## Begin Provided material

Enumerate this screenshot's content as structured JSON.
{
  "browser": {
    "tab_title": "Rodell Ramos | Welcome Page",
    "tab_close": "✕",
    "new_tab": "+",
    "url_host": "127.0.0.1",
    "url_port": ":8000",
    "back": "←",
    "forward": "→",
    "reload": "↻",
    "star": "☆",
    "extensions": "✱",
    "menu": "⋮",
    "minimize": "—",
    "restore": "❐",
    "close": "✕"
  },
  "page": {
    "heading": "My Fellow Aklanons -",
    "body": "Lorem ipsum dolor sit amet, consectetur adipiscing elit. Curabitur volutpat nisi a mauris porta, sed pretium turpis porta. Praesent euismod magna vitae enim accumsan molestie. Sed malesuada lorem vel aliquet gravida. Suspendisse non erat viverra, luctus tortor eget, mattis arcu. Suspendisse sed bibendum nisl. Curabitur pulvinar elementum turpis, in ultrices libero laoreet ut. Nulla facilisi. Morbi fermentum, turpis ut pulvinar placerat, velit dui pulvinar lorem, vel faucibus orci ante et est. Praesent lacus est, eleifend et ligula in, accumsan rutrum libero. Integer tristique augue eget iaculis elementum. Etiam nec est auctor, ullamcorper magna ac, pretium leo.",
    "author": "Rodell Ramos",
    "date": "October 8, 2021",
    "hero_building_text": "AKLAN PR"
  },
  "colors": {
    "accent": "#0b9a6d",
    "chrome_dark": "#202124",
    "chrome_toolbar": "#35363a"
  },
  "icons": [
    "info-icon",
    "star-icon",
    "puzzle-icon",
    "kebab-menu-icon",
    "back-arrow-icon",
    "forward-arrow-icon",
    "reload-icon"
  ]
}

## End Provided material

• What is needed:
Please reproduce all of the entries exactly as they stand.

• Correct result:
Enumerate this screenshot's content as structured JSON.
{
  "browser": {
    "tab_title": "Rodell Ramos | Welcome Page",
    "tab_close": "✕",
    "new_tab": "+",
    "url_host": "127.0.0.1",
    "url_port": ":8000",
    "back": "←",
    "forward": "→",
    "reload": "↻",
    "star": "☆",
    "extensions": "✱",
    "menu": "⋮",
    "minimize": "—",
    "restore": "❐",
    "close": "✕"
  },
  "page": {
    "heading": "My Fellow Aklanons -",
    "body": "Lorem ipsum dolor sit amet, consectetur adipiscing elit. Curabitur volutpat nisi a mauris porta, sed pretium turpis porta. Praesent euismod magna vitae enim accumsan molestie. Sed malesuada lorem vel aliquet gravida. Suspendisse non erat viverra, luctus tortor eget, mattis arcu. Suspendisse sed bibendum nisl. Curabitur pulvinar elementum turpis, in ultrices libero laoreet ut. Nulla facilisi. Morbi fermentum, turpis ut pulvinar placerat, velit dui pulvinar lorem, vel faucibus orci ante et est. Praesent lacus est, eleifend et ligula in, accumsan rutrum libero. Integer tristique augue eget iaculis elementum. Etiam nec est auctor, ullamcorper magna ac, pretium leo.",
    "author": "Rodell Ramos",
    "date": "October 8, 2021",
    "hero_building_text": "AKLAN PR"
  },
  "colors": {
    "accent": "#0b9a6d",
    "chrome_dark": "#202124",
    "chrome_toolbar": "#35363a"
  },
  "icons": [
    "info-icon",
    "star-icon",
    "puzzle-icon",
    "kebab-menu-icon",
    "back-arrow-icon",
    "forward-arrow-icon",
    "reload-icon"
  ]
}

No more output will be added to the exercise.